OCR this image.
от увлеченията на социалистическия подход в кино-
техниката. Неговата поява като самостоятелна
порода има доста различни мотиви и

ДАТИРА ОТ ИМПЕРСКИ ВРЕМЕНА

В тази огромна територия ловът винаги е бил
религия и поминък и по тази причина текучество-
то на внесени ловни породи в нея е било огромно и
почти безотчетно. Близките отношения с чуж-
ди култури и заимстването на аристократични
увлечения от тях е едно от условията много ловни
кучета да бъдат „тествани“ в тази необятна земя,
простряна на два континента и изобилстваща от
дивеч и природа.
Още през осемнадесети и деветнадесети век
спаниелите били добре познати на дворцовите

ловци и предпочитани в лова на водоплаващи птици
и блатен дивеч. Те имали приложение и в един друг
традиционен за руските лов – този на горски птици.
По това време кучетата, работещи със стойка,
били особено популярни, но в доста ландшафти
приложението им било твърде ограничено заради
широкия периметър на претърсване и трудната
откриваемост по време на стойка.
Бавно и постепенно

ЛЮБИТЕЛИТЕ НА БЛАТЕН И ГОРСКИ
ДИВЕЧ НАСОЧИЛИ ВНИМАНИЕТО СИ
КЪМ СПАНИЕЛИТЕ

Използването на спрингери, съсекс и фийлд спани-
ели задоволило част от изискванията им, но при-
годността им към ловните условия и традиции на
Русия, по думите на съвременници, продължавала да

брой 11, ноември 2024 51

--

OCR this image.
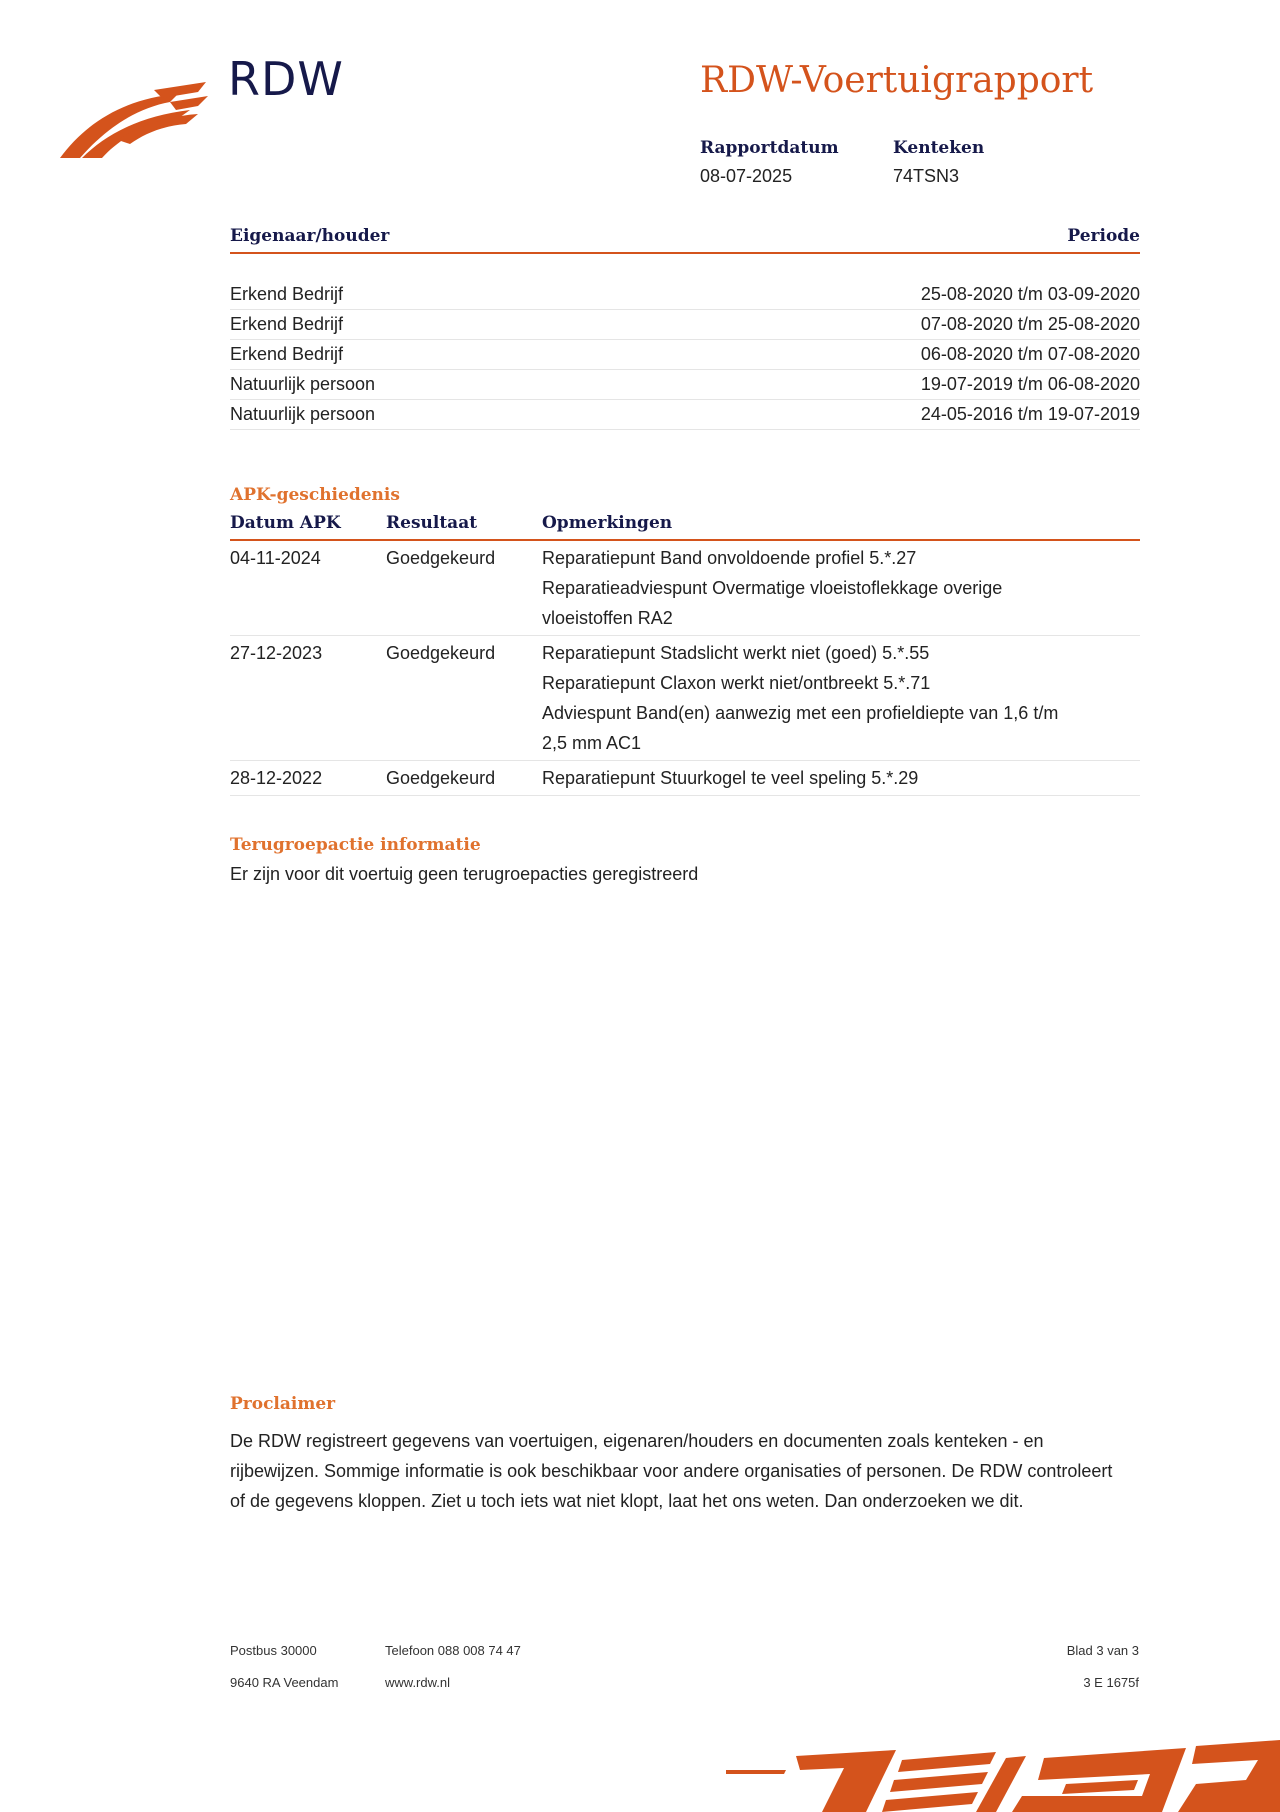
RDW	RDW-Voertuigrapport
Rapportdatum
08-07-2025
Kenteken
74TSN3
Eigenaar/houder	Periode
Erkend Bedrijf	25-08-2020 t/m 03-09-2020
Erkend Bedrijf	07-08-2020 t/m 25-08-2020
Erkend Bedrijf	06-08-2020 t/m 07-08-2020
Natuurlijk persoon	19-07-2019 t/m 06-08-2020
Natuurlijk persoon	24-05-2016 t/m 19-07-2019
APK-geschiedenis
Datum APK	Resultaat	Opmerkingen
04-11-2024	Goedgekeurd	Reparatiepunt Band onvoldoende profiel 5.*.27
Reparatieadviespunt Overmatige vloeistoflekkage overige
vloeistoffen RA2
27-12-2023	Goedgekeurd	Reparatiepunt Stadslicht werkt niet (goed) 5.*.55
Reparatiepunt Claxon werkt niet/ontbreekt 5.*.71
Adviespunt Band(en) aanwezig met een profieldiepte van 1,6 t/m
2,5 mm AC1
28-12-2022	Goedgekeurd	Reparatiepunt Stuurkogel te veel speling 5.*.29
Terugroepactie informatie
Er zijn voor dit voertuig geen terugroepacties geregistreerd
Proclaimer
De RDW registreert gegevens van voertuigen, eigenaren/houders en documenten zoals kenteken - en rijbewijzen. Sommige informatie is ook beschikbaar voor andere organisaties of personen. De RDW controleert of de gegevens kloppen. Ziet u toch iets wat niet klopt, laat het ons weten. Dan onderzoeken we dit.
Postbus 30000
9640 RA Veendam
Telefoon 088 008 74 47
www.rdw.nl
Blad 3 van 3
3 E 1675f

* **EXERCISE AIM**
Copy whichever lines in the listing above contain the word "било".

* **IN RESPONSE**
то на внесени ловни породи в нея е било огромно и
приложението им било твърде ограничено заради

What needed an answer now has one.